▶ [Source passage]:
Two cases of coagulation factor Ⅺ deficiency caused by compound heterozygous mutations

Abstract

To investigate the molecular pathogenesis of two coagulation factor Ⅺ (FⅪ) deficiency patients. Coagulant assays: activated partial thromboplastin time (APTT), normal pooled-plasma corrected APTT test, PT, PT-INR and one-stage assay of coagulation factors activities were validated to diagnose coagulation factor Ⅺ deficiency. The patients' DNA samples were extracted and all exons and flanking sequences of F11 gene were amplified using PCR. After purified, the products of PCR were sequenced directly, the mutations were detected by comparing with wild sequences and analyzed using some bio-informatics softwares. The two patients were diagnosed with coagulation factor Ⅺ deficiency due to prolonged APTT, corrected APTT and low activities of coagulation factor FⅪ. The results of APTT, FⅪ: C were 88.1s, 1.1% and 107.1s, 3.8%, and the prolonged APTT could be corrected to normal range 32.9 s and 31.5 s, respectively. Through genetic analysis, we discovered compound heterozygous mutations g.1305-1G>A and g.1325delT in patient 1 and the sequencing results of TA plasmid clones showed that the two mutations were located on different strands of chromosomes. Compound heterozygous mutations g.1124A>G and g.1550C>G were detected in patient 2 resulting in Lys357Arg and Cys482Trp. Software analysis indicated the mutations probably brought amino acid sequence changed, protein features affected and splice site changed. Compound heterozygous mutations g.1305-1G>A, g.1325delT and g.1124A>G, g.1550C>G had been identified in two coagulation factor Ⅺ deficiency patients which might be responsible for their prolonged APTT and low FⅪ: C. To the best of our knowledge, g.1325delT and g.1550C>G have been reported, while g.1124A>G and g.1305-1G>A are reported for the first time in the literature.

▶ [Exercise]: In the abstract on factor XI deficiency, which compound heterozygous mutations were found in patient 2? Rely only on the abstract for the answer.

▶ [Dataset content]:
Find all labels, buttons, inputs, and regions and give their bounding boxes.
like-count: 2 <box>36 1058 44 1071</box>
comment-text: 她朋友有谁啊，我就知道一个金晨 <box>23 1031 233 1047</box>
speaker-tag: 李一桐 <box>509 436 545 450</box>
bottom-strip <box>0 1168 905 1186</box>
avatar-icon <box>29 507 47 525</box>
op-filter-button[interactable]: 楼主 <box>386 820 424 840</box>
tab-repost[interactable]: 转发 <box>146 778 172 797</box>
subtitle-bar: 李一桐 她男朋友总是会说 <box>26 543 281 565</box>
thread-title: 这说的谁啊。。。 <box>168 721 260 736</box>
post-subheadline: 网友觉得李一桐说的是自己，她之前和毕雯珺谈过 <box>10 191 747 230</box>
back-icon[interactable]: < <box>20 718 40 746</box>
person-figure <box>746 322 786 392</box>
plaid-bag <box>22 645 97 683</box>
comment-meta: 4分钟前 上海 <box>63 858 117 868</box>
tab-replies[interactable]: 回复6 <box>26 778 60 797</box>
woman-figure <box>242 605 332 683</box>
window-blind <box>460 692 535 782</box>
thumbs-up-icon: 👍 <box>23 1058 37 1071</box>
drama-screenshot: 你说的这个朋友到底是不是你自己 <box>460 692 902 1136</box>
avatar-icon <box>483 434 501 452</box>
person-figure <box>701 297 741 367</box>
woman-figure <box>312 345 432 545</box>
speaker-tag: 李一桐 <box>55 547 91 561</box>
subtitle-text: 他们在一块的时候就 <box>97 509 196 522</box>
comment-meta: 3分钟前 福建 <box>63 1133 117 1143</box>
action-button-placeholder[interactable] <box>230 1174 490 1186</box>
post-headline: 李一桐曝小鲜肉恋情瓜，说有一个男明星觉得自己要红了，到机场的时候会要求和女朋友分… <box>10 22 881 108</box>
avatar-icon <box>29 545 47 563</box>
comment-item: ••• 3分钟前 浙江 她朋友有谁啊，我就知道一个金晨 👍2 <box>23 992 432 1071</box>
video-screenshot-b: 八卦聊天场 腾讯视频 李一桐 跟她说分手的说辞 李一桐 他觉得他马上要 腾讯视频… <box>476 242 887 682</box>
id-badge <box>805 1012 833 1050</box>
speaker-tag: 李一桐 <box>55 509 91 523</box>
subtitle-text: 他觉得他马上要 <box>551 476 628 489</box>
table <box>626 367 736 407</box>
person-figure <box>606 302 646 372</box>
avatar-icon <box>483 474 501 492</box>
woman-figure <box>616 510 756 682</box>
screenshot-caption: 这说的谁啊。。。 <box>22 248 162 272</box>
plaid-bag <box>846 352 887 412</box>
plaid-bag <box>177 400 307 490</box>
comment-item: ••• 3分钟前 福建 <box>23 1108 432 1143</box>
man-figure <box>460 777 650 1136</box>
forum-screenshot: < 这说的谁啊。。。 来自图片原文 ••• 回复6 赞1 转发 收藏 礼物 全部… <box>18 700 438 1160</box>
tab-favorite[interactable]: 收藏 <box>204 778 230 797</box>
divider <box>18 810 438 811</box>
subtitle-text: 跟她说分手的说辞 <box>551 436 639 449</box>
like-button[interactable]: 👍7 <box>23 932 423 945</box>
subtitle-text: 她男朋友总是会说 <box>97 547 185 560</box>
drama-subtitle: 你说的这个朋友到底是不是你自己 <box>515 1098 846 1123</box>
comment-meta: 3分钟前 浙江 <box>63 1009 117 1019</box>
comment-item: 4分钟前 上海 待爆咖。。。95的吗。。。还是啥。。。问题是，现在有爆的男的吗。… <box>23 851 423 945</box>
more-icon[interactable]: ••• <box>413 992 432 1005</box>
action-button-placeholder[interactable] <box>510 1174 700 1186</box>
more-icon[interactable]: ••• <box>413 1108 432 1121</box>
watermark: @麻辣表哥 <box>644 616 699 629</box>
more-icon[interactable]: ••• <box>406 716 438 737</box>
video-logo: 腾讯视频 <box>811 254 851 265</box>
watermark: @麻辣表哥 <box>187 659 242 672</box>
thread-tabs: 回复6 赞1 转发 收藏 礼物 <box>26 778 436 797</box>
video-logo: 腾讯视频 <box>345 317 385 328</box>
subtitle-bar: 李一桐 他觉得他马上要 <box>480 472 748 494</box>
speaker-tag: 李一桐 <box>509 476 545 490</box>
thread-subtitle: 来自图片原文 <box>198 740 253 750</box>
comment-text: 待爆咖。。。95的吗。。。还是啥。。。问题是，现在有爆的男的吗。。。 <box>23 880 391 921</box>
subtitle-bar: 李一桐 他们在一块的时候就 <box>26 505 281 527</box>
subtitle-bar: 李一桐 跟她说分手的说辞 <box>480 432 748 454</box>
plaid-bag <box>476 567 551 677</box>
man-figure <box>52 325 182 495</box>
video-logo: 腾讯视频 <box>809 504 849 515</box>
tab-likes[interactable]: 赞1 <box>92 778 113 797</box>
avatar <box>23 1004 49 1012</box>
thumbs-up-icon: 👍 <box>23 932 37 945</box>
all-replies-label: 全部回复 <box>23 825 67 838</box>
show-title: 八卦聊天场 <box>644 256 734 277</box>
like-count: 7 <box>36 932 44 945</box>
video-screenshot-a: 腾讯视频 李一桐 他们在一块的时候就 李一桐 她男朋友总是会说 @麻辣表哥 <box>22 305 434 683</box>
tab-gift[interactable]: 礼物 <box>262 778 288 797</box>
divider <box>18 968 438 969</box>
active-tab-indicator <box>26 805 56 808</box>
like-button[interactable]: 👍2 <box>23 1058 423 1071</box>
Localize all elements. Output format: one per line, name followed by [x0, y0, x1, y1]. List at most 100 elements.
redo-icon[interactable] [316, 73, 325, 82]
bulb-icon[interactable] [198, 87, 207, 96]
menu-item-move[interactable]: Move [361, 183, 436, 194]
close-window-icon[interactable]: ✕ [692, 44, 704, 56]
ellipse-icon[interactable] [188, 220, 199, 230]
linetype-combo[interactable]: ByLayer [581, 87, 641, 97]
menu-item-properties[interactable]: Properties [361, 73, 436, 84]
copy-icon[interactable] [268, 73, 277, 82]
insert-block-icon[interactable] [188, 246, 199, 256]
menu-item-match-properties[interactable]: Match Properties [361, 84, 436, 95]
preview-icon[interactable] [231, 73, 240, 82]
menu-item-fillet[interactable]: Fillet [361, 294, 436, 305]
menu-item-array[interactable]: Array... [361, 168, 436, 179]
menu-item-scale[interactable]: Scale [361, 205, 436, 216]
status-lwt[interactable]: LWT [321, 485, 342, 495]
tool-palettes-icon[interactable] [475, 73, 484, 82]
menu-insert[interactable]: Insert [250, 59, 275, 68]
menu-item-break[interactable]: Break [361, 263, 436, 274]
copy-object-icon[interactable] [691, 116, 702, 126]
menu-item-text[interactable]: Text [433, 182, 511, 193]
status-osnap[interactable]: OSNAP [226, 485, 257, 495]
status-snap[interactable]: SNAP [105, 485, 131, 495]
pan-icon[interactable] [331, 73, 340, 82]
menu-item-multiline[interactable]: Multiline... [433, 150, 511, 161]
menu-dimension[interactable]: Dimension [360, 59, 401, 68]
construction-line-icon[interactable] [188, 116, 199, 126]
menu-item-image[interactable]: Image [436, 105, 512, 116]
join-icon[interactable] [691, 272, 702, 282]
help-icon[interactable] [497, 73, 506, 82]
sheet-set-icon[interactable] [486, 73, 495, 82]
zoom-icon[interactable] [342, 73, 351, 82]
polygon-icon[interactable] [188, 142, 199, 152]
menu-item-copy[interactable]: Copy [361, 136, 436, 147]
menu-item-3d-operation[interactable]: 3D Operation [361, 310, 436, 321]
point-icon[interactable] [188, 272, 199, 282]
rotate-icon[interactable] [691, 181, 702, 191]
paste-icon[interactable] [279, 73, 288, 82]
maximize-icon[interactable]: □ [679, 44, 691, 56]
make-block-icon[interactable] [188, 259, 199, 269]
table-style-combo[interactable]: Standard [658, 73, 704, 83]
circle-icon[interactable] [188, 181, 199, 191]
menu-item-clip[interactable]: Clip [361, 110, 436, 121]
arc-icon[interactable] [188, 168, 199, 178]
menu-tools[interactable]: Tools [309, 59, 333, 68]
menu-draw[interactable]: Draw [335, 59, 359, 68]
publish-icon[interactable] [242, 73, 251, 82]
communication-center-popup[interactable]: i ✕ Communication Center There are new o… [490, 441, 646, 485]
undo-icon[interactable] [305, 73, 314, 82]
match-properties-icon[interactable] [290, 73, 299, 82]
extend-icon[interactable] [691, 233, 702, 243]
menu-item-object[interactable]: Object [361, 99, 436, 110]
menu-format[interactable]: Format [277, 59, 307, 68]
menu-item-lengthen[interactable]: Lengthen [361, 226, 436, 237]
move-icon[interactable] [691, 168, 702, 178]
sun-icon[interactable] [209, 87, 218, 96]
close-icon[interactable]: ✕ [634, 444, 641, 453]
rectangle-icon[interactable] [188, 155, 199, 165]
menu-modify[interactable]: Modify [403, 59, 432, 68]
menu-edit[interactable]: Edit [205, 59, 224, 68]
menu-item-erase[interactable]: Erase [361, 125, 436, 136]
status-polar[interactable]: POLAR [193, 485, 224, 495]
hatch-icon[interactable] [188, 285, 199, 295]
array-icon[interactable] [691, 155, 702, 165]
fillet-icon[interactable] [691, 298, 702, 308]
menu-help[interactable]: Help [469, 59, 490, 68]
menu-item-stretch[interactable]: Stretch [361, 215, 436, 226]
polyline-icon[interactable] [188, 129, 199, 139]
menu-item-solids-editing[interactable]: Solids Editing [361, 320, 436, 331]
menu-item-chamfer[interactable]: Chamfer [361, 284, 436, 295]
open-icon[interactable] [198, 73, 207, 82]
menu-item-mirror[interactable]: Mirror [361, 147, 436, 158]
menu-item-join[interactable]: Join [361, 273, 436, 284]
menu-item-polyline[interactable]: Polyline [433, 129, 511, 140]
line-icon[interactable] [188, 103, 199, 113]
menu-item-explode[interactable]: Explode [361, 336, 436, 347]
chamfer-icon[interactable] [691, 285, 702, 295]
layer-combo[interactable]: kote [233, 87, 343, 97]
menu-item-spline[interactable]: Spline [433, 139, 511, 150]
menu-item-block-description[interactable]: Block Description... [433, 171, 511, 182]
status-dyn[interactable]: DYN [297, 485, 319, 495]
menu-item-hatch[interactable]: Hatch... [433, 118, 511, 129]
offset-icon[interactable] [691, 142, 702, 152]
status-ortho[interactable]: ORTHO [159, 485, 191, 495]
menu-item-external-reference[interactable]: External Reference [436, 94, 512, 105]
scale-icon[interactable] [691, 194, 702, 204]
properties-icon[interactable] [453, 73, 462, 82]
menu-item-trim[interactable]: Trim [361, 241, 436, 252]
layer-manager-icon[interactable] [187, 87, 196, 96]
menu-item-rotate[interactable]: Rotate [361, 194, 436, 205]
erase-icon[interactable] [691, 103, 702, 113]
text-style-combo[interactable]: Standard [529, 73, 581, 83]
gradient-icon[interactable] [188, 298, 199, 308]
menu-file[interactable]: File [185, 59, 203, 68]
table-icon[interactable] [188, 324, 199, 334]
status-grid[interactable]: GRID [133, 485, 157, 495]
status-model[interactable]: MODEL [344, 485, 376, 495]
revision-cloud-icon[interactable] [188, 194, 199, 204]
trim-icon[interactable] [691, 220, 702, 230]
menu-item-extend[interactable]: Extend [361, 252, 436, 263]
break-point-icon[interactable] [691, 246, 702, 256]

▶ [Answer box]: g.1124A>G and g.1550C>G, resulting in Lys357Arg and Cys482Trp.